**PROBLEM DESCRIPTION**
Quote the listing in full, exactly as given, minus any pictures.

* * * * * * *

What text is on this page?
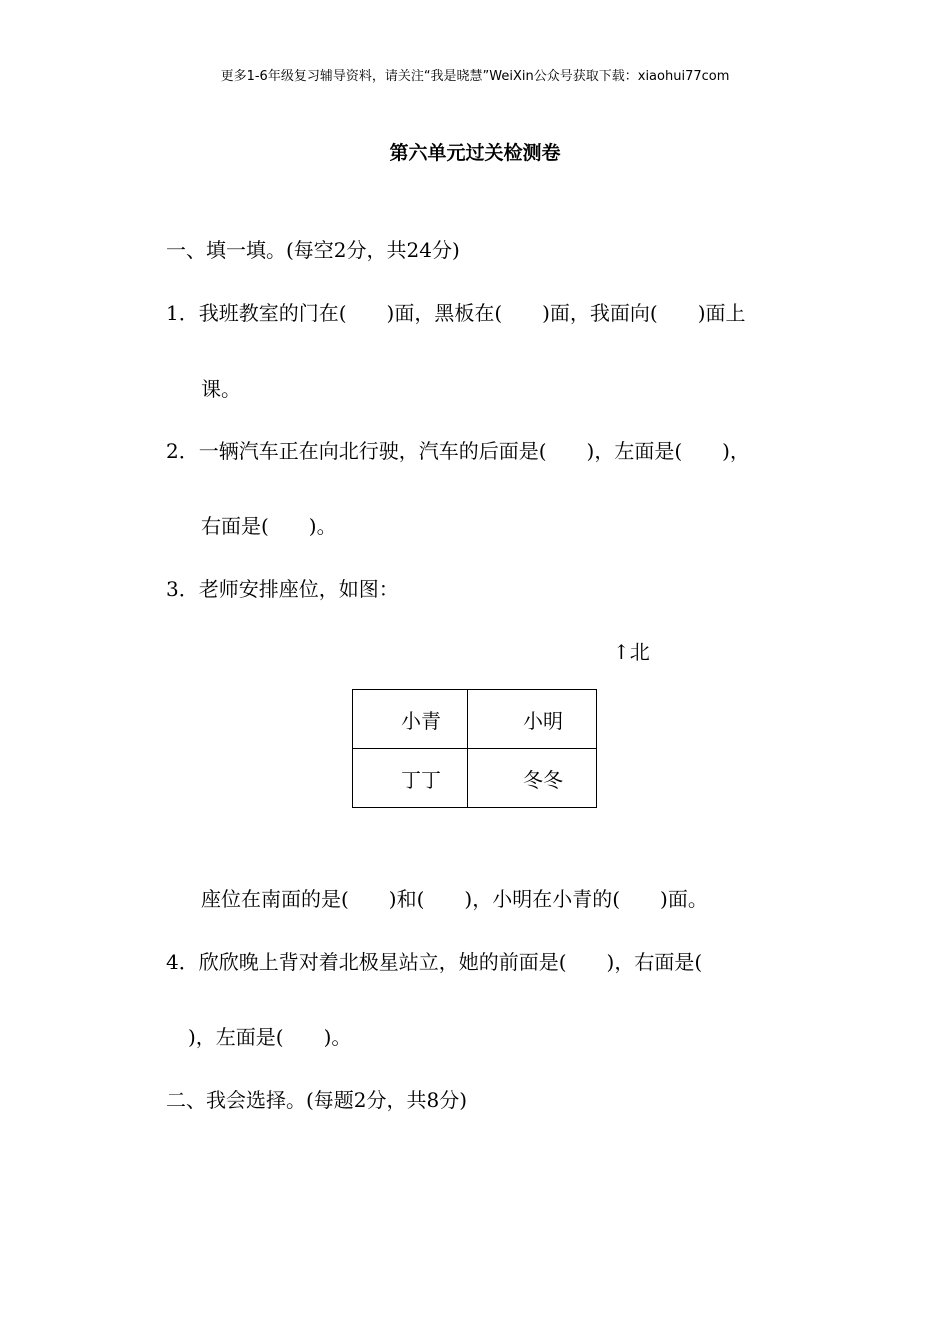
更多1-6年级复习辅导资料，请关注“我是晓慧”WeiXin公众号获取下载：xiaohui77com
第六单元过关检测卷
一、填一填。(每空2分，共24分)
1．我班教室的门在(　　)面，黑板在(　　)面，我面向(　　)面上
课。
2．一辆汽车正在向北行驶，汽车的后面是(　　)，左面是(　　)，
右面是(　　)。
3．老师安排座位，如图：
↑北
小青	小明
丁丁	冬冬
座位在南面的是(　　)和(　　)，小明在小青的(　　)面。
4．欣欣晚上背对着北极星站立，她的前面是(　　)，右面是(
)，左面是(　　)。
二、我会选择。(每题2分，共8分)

* * * * * * *

**TASK RESPONSE**
What text is on this page?
更多1-6年级复习辅导资料，请关注“我是晓慧”WeiXin公众号获取下载：xiaohui77com
第六单元过关检测卷
一、填一填。(每空2分，共24分)
1．我班教室的门在(　　)面，黑板在(　　)面，我面向(　　)面上
课。
2．一辆汽车正在向北行驶，汽车的后面是(　　)，左面是(　　)，
右面是(　　)。
3．老师安排座位，如图：
↑北
小青	小明
丁丁	冬冬
座位在南面的是(　　)和(　　)，小明在小青的(　　)面。
4．欣欣晚上背对着北极星站立，她的前面是(　　)，右面是(
)，左面是(　　)。
二、我会选择。(每题2分，共8分)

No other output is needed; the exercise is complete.